··· Records for the task ···

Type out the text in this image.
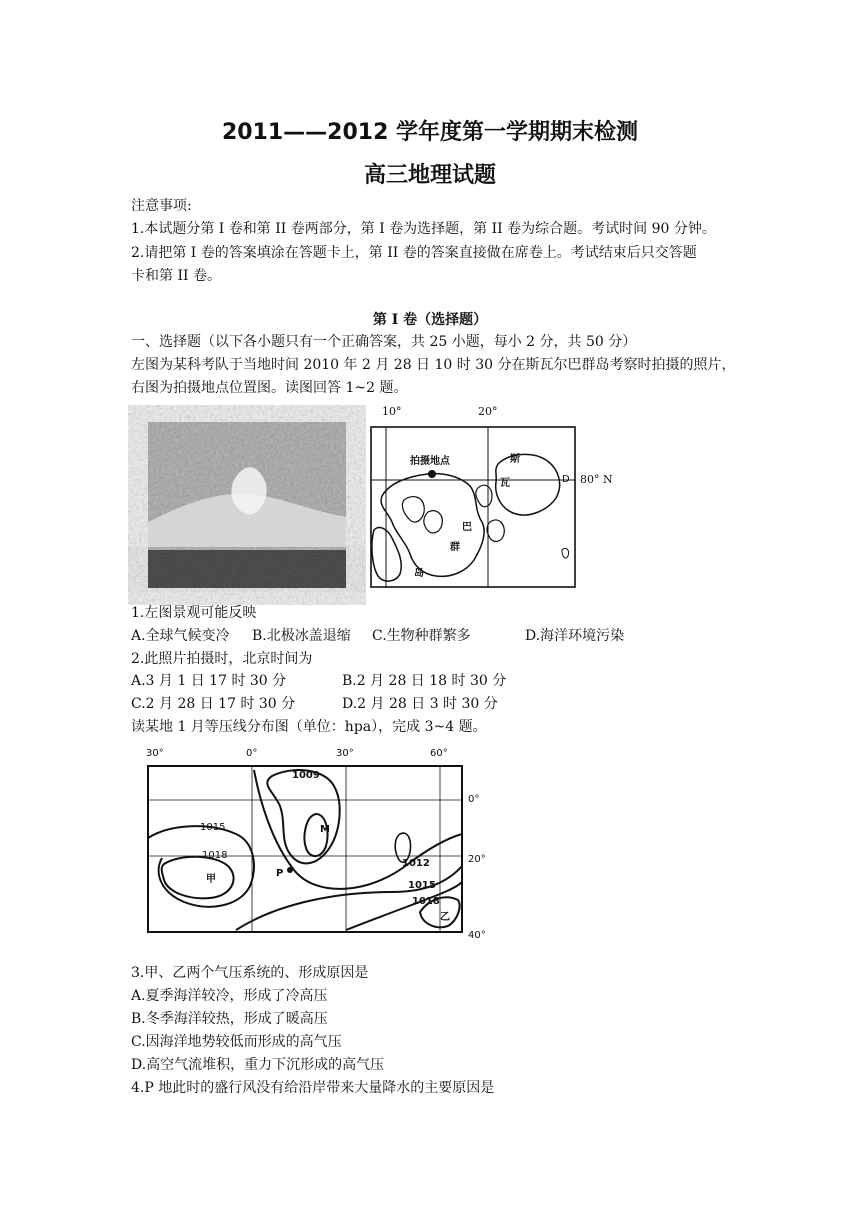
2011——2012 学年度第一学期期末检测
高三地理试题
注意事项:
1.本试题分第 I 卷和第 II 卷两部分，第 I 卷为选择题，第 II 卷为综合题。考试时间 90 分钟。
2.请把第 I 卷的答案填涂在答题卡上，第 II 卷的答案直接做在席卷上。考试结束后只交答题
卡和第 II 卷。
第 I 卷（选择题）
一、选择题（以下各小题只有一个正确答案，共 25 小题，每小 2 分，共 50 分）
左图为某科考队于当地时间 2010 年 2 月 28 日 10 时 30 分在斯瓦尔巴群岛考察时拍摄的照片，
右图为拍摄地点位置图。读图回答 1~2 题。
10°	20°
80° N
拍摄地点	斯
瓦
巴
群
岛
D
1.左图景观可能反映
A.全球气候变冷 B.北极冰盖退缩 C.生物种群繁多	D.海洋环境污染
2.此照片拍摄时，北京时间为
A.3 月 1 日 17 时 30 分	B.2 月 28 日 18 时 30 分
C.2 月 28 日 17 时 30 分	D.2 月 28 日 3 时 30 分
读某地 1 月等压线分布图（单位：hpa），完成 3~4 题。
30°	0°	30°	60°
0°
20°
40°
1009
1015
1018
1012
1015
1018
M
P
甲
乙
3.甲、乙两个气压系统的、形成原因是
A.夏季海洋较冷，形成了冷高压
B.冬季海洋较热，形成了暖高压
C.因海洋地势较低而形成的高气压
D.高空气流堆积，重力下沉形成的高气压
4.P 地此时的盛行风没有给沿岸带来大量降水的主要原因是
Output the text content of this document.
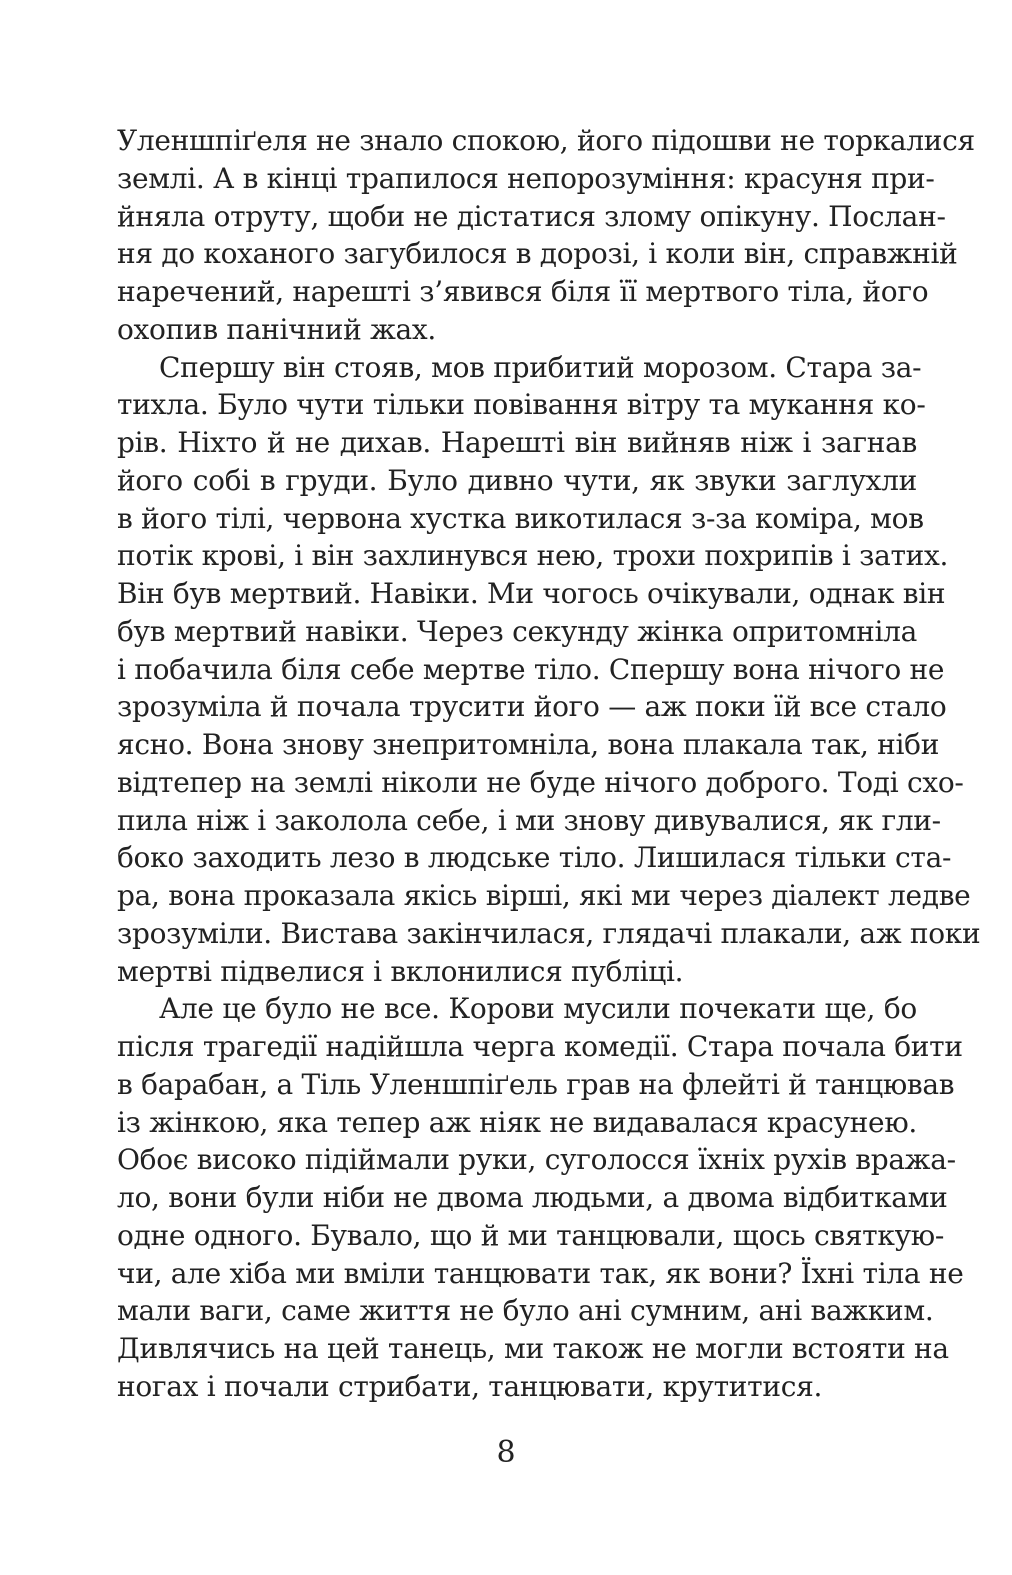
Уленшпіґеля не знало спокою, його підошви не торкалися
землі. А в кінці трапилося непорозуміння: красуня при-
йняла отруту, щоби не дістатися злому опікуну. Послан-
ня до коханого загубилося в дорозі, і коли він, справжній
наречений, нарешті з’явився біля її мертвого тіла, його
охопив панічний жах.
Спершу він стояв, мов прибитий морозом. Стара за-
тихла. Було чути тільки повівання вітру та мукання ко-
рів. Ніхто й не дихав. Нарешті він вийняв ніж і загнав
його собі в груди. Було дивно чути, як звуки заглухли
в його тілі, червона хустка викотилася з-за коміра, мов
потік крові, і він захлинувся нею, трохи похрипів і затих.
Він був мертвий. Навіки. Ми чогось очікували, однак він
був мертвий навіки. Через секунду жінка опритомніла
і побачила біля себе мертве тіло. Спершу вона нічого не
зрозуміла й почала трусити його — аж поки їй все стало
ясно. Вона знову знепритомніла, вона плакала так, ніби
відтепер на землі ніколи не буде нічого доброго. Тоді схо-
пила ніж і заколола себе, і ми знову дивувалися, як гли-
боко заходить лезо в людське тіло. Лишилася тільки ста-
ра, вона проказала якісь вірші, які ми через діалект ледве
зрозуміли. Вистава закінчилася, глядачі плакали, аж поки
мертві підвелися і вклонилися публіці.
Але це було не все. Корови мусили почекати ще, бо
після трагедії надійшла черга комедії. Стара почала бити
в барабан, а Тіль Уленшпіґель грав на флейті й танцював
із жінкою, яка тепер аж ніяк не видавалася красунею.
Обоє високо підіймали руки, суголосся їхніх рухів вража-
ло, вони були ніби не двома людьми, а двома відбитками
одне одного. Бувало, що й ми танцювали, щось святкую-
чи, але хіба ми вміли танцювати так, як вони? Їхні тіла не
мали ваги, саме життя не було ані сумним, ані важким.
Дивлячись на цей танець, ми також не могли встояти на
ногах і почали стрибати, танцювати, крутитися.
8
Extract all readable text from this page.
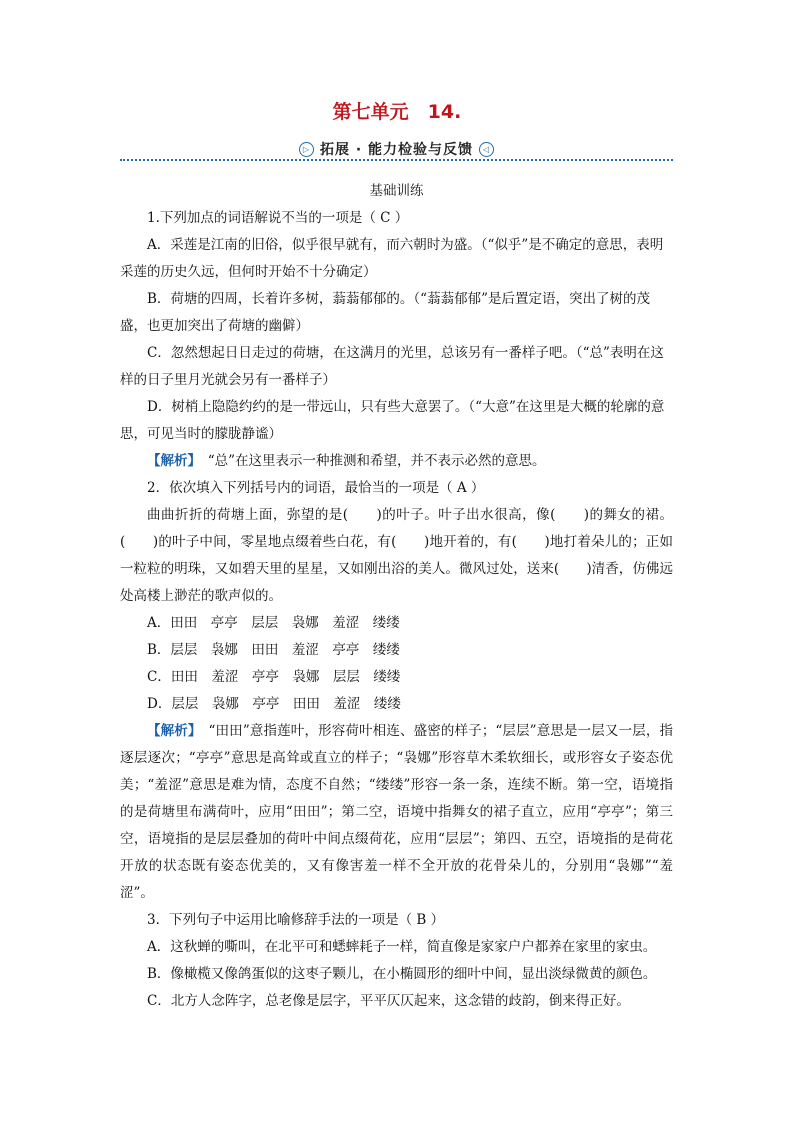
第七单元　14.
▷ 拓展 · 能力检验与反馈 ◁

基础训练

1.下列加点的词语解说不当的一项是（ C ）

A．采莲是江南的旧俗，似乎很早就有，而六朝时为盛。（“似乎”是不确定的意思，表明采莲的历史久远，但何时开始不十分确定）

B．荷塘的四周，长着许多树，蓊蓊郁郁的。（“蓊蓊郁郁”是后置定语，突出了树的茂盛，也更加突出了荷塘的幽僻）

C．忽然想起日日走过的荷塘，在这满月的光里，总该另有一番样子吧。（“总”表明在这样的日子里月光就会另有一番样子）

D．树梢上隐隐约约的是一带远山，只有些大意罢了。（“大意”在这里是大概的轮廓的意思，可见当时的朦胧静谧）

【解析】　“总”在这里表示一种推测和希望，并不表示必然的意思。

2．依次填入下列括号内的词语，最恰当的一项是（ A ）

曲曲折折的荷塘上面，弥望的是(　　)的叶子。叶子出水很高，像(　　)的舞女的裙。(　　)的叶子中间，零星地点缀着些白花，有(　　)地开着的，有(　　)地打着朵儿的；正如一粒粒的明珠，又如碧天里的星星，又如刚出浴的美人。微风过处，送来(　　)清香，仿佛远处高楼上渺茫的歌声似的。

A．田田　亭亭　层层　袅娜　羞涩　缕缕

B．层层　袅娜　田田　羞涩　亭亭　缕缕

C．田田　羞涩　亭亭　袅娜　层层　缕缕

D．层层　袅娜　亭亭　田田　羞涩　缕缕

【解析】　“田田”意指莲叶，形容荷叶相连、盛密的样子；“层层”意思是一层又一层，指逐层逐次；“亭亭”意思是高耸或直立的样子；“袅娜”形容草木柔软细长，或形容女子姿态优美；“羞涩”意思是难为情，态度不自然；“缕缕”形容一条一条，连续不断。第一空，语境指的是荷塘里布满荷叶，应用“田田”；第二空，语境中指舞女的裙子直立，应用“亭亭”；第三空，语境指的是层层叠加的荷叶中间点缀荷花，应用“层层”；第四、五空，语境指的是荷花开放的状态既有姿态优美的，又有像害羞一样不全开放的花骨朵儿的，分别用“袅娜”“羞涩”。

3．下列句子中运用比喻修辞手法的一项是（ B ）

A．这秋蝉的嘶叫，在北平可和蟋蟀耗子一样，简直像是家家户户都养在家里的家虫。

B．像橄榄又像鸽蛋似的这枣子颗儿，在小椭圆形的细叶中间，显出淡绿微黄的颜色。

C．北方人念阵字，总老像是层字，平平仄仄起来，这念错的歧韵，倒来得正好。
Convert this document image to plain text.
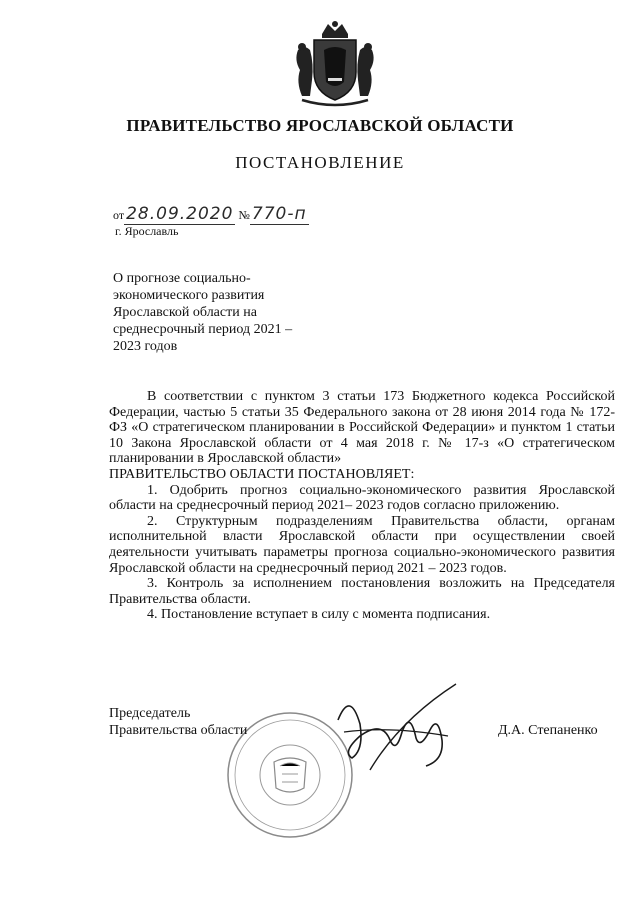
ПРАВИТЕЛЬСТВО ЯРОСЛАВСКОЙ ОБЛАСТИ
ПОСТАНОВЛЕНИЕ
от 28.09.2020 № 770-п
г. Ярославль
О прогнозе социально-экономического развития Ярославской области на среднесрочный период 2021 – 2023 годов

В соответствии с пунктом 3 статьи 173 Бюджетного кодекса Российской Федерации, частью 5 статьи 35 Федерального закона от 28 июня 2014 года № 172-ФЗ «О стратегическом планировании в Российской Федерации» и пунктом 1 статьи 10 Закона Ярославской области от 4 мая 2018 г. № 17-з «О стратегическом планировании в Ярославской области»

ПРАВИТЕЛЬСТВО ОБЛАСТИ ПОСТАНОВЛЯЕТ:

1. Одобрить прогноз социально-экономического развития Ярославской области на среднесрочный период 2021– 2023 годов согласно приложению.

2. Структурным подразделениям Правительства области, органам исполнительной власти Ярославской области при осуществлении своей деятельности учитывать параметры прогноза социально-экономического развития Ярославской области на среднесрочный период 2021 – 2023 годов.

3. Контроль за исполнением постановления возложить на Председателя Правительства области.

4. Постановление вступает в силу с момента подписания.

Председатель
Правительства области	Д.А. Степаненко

···

Quote the data above in full, leaving out the pictures it holds.

Type out the text in this image.
2011——2012 学年度第一学期期末检测
高三地理试题
注意事项:
1.本试题分第 I 卷和第 II 卷两部分，第 I 卷为选择题，第 II 卷为综合题。考试时间 90 分钟。
2.请把第 I 卷的答案填涂在答题卡上，第 II 卷的答案直接做在席卷上。考试结束后只交答题
卡和第 II 卷。
第 I 卷（选择题）
一、选择题（以下各小题只有一个正确答案，共 25 小题，每小 2 分，共 50 分）
左图为某科考队于当地时间 2010 年 2 月 28 日 10 时 30 分在斯瓦尔巴群岛考察时拍摄的照片，
右图为拍摄地点位置图。读图回答 1~2 题。
10°	20°
80° N
拍摄地点	斯
瓦
巴
群
岛
D
1.左图景观可能反映
A.全球气候变冷 B.北极冰盖退缩 C.生物种群繁多	D.海洋环境污染
2.此照片拍摄时，北京时间为
A.3 月 1 日 17 时 30 分	B.2 月 28 日 18 时 30 分
C.2 月 28 日 17 时 30 分	D.2 月 28 日 3 时 30 分
读某地 1 月等压线分布图（单位：hpa），完成 3~4 题。
30°	0°	30°	60°
0°
20°
40°
1009
1015
1018
1012
1015
1018
M
P
甲
乙
3.甲、乙两个气压系统的、形成原因是
A.夏季海洋较冷，形成了冷高压
B.冬季海洋较热，形成了暖高压
C.因海洋地势较低而形成的高气压
D.高空气流堆积，重力下沉形成的高气压
4.P 地此时的盛行风没有给沿岸带来大量降水的主要原因是
Output the text content of this document.
Уленшпіґеля не знало спокою, його підошви не торкалися
землі. А в кінці трапилося непорозуміння: красуня при-
йняла отруту, щоби не дістатися злому опікуну. Послан-
ня до коханого загубилося в дорозі, і коли він, справжній
наречений, нарешті з’явився біля її мертвого тіла, його
охопив панічний жах.
Спершу він стояв, мов прибитий морозом. Стара за-
тихла. Було чути тільки повівання вітру та мукання ко-
рів. Ніхто й не дихав. Нарешті він вийняв ніж і загнав
його собі в груди. Було дивно чути, як звуки заглухли
в його тілі, червона хустка викотилася з-за коміра, мов
потік крові, і він захлинувся нею, трохи похрипів і затих.
Він був мертвий. Навіки. Ми чогось очікували, однак він
був мертвий навіки. Через секунду жінка опритомніла
і побачила біля себе мертве тіло. Спершу вона нічого не
зрозуміла й почала трусити його — аж поки їй все стало
ясно. Вона знову знепритомніла, вона плакала так, ніби
відтепер на землі ніколи не буде нічого доброго. Тоді схо-
пила ніж і заколола себе, і ми знову дивувалися, як гли-
боко заходить лезо в людське тіло. Лишилася тільки ста-
ра, вона проказала якісь вірші, які ми через діалект ледве
зрозуміли. Вистава закінчилася, глядачі плакали, аж поки
мертві підвелися і вклонилися публіці.
Але це було не все. Корови мусили почекати ще, бо
після трагедії надійшла черга комедії. Стара почала бити
в барабан, а Тіль Уленшпіґель грав на флейті й танцював
із жінкою, яка тепер аж ніяк не видавалася красунею.
Обоє високо підіймали руки, суголосся їхніх рухів вража-
ло, вони були ніби не двома людьми, а двома відбитками
одне одного. Бувало, що й ми танцювали, щось святкую-
чи, але хіба ми вміли танцювати так, як вони? Їхні тіла не
мали ваги, саме життя не було ані сумним, ані важким.
Дивлячись на цей танець, ми також не могли встояти на
ногах і почали стрибати, танцювати, крутитися.
8
Extract all readable text from this page.
第七单元　14.
▷ 拓展 · 能力检验与反馈 ◁

基础训练

1.下列加点的词语解说不当的一项是（ C ）

A．采莲是江南的旧俗，似乎很早就有，而六朝时为盛。（“似乎”是不确定的意思，表明采莲的历史久远，但何时开始不十分确定）

B．荷塘的四周，长着许多树，蓊蓊郁郁的。（“蓊蓊郁郁”是后置定语，突出了树的茂盛，也更加突出了荷塘的幽僻）

C．忽然想起日日走过的荷塘，在这满月的光里，总该另有一番样子吧。（“总”表明在这样的日子里月光就会另有一番样子）

D．树梢上隐隐约约的是一带远山，只有些大意罢了。（“大意”在这里是大概的轮廓的意思，可见当时的朦胧静谧）

【解析】　“总”在这里表示一种推测和希望，并不表示必然的意思。

2．依次填入下列括号内的词语，最恰当的一项是（ A ）

曲曲折折的荷塘上面，弥望的是(　　)的叶子。叶子出水很高，像(　　)的舞女的裙。(　　)的叶子中间，零星地点缀着些白花，有(　　)地开着的，有(　　)地打着朵儿的；正如一粒粒的明珠，又如碧天里的星星，又如刚出浴的美人。微风过处，送来(　　)清香，仿佛远处高楼上渺茫的歌声似的。

A．田田　亭亭　层层　袅娜　羞涩　缕缕

B．层层　袅娜　田田　羞涩　亭亭　缕缕

C．田田　羞涩　亭亭　袅娜　层层　缕缕

D．层层　袅娜　亭亭　田田　羞涩　缕缕

【解析】　“田田”意指莲叶，形容荷叶相连、盛密的样子；“层层”意思是一层又一层，指逐层逐次；“亭亭”意思是高耸或直立的样子；“袅娜”形容草木柔软细长，或形容女子姿态优美；“羞涩”意思是难为情，态度不自然；“缕缕”形容一条一条，连续不断。第一空，语境指的是荷塘里布满荷叶，应用“田田”；第二空，语境中指舞女的裙子直立，应用“亭亭”；第三空，语境指的是层层叠加的荷叶中间点缀荷花，应用“层层”；第四、五空，语境指的是荷花开放的状态既有姿态优美的，又有像害羞一样不全开放的花骨朵儿的，分别用“袅娜”“羞涩”。

3．下列句子中运用比喻修辞手法的一项是（ B ）

A．这秋蝉的嘶叫，在北平可和蟋蟀耗子一样，简直像是家家户户都养在家里的家虫。

B．像橄榄又像鸽蛋似的这枣子颗儿，在小椭圆形的细叶中间，显出淡绿微黄的颜色。

C．北方人念阵字，总老像是层字，平平仄仄起来，这念错的歧韵，倒来得正好。
Convert this document image to plain text.
ПРАВИТЕЛЬСТВО ЯРОСЛАВСКОЙ ОБЛАСТИ
ПОСТАНОВЛЕНИЕ
от 28.09.2020 № 770-п
г. Ярославль
О прогнозе социально-экономического развития Ярославской области на среднесрочный период 2021 – 2023 годов

В соответствии с пунктом 3 статьи 173 Бюджетного кодекса Российской Федерации, частью 5 статьи 35 Федерального закона от 28 июня 2014 года № 172-ФЗ «О стратегическом планировании в Российской Федерации» и пунктом 1 статьи 10 Закона Ярославской области от 4 мая 2018 г. № 17-з «О стратегическом планировании в Ярославской области»

ПРАВИТЕЛЬСТВО ОБЛАСТИ ПОСТАНОВЛЯЕТ:

1. Одобрить прогноз социально-экономического развития Ярославской области на среднесрочный период 2021– 2023 годов согласно приложению.

2. Структурным подразделениям Правительства области, органам исполнительной власти Ярославской области при осуществлении своей деятельности учитывать параметры прогноза социально-экономического развития Ярославской области на среднесрочный период 2021 – 2023 годов.

3. Контроль за исполнением постановления возложить на Председателя Правительства области.

4. Постановление вступает в силу с момента подписания.

Председатель
Правительства области	Д.А. Степаненко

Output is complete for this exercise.